YOUR TASK » Identify each line below that contains the word "JSON", and copy it out.

= = =

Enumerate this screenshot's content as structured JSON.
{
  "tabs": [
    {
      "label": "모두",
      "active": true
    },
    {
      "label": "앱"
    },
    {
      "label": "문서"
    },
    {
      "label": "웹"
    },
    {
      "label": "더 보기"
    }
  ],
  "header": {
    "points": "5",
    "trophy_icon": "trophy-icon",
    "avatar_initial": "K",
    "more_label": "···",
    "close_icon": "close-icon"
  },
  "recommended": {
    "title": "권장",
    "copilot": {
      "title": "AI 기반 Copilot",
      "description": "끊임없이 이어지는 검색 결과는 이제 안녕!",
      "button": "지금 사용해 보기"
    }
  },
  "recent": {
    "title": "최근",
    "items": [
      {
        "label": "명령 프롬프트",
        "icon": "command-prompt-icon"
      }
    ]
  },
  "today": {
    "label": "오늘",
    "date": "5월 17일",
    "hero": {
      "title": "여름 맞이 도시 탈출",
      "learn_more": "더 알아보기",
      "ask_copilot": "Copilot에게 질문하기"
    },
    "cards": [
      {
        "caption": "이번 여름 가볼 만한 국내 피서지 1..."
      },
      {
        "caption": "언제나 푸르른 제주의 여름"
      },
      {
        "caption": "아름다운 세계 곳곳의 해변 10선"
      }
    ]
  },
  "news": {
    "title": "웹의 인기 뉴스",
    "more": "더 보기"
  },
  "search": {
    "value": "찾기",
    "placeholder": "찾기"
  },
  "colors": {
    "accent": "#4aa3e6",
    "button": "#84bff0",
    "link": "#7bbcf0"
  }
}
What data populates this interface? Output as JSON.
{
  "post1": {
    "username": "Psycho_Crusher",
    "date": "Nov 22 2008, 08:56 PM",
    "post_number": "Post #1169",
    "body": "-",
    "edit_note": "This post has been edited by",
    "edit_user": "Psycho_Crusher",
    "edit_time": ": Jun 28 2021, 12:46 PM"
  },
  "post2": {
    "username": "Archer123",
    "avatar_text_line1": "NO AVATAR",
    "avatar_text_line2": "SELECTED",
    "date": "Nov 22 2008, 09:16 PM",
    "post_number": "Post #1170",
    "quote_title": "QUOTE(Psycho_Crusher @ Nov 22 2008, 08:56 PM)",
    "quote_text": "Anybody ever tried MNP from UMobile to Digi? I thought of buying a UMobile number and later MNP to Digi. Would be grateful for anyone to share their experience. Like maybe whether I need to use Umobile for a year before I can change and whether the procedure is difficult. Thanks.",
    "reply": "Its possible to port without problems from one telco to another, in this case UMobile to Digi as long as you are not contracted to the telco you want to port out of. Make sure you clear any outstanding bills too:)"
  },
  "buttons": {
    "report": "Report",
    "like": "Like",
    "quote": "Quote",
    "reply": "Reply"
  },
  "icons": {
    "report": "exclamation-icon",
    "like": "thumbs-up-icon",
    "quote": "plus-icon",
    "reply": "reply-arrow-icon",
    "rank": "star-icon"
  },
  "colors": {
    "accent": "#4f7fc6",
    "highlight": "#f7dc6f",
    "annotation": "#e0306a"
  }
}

= = =

FINISHED EXERCISE »
Enumerate this screenshot's content as structured JSON.
What data populates this interface? Output as JSON.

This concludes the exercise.